4.4.4 Putting the \((1-L)\%\) in a savings account instead of cash

Suppose a savings account offers a nominal annual interest rate of \(r_s\%\), compounded continuously. Require rebalancing at the close of each day associated with \(C_i\) such that \((1-L)\%\) is in the savings account and \(L\%\) is in I. The resulting log-return between trading days associated with \(C_{i-1}\) and \(C_{i}\) is then

$$\begin{aligned} \log [(1-L)\exp (r_s/100)+L(C_i/C_{i-1})]=\log [\delta +L(\exp Y_i-1)], \end{aligned}$$

where \(\delta =L+(1-L)\exp (r_s/100)\). For this subsection only, redefine \(a_k,\ b_k\) and \(c_k\) such that

$$\begin{aligned} \begin{aligned}&a_k=\frac{1}{y-y_k}\Bigg (\frac{\log \frac{\delta +L(\exp y_k-1)}{\delta +L(\exp y-1)}}{y-y_k}+\frac{L\exp y}{\delta +L(\exp y-1)}\Bigg ),\\&b_k=\frac{L\exp y}{\delta +L(\exp y-1)}-2a_ky,\quad c_k=\log (\delta +L(\exp y_k-1))-a_ky_k^2-b_ky_k. \end{aligned} \end{aligned}$$

For convenience, take \(\log (C_n^L/C_0)\) to denote the log-return of such a rebalancing schedule between the trading days associated with \(C_0\) and \(C_n\), i.e.

$$\begin{aligned} \sum _{i=0}^n\log [\delta +L(\exp Y_i-1)]. \end{aligned}$$

Then Theorems 2 and 3 hold, provided each instance of \(\log (L^{-1}-1)\) is replaced with \(\log (\delta L^{-1}-1)\). This can be verified by following the same logic used to prove the original theorems and making a slight modification to account for the constant \(\delta\).

Exercise instructions
**1)** In the savings-account excerpt, rewrite the paragraph beginning "Then Theorems 2 and 3 hold" more briefly, keeping its main facts.
**2)** List every quantity that the savings-account excerpt redefines for this subsection only.
**3)** Continue the savings-account excerpt, starting right after its last sentence.

Dataset excerpts

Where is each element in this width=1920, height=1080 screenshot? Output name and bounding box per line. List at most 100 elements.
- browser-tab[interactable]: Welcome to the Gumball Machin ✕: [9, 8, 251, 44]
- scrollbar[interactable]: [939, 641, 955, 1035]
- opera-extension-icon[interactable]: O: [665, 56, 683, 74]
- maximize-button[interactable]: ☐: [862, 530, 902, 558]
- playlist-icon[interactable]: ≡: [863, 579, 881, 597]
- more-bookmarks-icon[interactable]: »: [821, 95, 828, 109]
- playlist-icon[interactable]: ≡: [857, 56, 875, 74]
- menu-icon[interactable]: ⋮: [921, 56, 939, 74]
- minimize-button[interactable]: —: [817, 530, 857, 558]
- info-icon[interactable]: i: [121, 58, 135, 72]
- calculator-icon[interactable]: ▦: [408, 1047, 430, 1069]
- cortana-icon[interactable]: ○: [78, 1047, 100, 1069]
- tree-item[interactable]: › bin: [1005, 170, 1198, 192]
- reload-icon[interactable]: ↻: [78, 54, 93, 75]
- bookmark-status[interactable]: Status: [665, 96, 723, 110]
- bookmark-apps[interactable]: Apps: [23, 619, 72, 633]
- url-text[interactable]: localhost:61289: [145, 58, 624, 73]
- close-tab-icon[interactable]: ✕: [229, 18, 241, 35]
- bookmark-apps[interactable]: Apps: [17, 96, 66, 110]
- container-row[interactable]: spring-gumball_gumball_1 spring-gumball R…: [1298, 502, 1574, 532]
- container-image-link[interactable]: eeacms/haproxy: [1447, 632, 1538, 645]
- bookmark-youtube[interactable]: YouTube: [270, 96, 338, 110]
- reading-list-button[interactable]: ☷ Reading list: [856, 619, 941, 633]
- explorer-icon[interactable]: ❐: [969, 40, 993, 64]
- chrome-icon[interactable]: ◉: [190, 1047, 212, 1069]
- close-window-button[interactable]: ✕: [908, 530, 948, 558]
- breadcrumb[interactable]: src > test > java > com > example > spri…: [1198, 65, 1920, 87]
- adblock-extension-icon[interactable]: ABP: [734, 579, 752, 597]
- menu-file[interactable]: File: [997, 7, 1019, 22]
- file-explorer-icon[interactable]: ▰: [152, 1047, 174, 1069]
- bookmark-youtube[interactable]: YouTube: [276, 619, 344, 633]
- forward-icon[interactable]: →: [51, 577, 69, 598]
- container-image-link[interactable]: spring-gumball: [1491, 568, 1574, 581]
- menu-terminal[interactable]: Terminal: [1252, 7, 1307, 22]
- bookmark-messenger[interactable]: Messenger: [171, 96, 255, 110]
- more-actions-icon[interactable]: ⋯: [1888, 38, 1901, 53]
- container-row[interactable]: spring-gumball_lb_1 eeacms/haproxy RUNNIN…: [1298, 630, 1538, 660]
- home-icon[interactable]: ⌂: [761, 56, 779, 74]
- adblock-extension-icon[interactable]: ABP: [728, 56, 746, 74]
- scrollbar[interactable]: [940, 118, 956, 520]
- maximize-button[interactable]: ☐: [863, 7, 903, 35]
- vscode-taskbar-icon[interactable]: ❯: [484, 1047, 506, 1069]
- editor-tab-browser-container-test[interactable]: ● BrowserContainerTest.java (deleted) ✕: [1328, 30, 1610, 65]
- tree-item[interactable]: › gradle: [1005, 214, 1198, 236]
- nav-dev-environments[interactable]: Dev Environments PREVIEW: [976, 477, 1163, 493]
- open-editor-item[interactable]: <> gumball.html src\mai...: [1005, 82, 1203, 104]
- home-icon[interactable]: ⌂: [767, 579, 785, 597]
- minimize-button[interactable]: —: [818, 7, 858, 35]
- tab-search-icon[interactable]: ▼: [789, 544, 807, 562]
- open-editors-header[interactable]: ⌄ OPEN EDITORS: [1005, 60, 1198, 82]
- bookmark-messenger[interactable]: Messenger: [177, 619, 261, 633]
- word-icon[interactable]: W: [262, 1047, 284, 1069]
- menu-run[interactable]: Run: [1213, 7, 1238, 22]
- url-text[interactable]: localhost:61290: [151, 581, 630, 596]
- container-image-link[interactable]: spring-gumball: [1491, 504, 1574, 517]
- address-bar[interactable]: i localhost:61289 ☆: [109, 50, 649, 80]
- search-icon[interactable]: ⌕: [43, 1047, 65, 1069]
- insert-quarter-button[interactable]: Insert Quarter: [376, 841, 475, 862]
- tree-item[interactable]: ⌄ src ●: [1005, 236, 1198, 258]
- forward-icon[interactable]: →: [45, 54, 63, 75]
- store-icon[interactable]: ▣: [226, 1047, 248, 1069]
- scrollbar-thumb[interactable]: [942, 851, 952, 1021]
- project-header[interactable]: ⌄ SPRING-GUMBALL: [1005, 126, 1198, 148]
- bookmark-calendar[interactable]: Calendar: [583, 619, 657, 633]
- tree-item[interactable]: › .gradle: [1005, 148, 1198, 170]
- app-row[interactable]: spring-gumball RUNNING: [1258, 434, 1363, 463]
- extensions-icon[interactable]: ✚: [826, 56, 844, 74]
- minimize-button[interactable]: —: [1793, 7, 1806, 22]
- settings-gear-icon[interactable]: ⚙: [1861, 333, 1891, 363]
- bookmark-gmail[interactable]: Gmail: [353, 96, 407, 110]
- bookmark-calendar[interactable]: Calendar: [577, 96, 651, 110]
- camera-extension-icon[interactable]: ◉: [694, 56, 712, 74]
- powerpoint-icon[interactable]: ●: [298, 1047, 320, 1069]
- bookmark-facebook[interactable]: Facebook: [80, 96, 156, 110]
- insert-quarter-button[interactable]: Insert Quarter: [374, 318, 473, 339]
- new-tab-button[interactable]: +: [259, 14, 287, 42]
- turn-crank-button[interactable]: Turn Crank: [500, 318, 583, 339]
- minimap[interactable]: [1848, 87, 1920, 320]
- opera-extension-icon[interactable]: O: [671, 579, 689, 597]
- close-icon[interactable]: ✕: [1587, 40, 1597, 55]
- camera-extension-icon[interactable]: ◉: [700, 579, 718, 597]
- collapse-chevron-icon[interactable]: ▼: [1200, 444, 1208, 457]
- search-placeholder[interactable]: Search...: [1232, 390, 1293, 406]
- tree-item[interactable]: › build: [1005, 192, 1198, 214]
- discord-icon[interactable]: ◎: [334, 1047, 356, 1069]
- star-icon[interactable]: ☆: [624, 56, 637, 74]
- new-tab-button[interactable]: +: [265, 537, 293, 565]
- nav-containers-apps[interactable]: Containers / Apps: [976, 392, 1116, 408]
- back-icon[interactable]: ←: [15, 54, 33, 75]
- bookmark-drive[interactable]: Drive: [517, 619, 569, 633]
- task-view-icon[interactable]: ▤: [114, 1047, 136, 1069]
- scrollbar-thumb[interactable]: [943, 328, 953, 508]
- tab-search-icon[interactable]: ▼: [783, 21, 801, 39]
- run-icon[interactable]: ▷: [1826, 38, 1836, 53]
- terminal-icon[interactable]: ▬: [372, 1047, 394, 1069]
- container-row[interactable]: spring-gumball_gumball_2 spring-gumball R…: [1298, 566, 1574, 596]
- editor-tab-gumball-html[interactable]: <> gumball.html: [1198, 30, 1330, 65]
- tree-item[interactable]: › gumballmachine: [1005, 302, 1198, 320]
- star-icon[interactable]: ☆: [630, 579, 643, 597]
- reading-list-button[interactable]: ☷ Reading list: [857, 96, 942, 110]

Expected outputs
**1)** Theorems 2 and 3 still hold if every \(\log (L^{-1}-1)\) is replaced by \(\log (\delta L^{-1}-1)\). The original proofs confirm this with a slight change to account for the constant \(\delta\).

**2)** \(a_k\), \(b_k\), \(c_k\)

**3)**
Accordingly, fix \(\log (\delta L^{-1}-1)<y_0<y_1\), and suppose \(y_0\le Y_i\le y_1\) for \(i=1,...,n\). By the modified Theorem 3, (7) follows, provided (10) holds. Like before, (10) is equivalent to (11). For annual rebalancing and various average annual log-returns of I, Fig. 13 shows the standard deviation, s, of annual log-returns that satisfies (12). If the standard deviation of I’s annual log-returns is less than or equal to what is shown in Fig. 13, then (10) is satisfied, which, in turn, implies (7).

Like before, assume the S&P 500 continues to have an average annual log-return of at least .0658. Figure 11 shows that for nominal annual interest rates as high as 4%, the standard deviation of the S&P 500’s annual log-returns would have to exceed.2 for \(.7\le L<1\) to outperform \(L=1\). This level of volatily seems unlikely to persist in the long-run, so maintaining an annually rebalanced \(L:(1-L)\) portfolio in the S&P 500 and a savings account, with \(.7\le L<1\), is not advised for long periods of time, unless, perhaps, if the savings account has a higher rate. But even for annual rates exceeding 4%, the standard deviation of annual S&P 500 log-returns must be quite high for a portfolio that dials down exposure to the S&P 500 by putting \((1-L)\%\) in a savings account to be viable in the long-run.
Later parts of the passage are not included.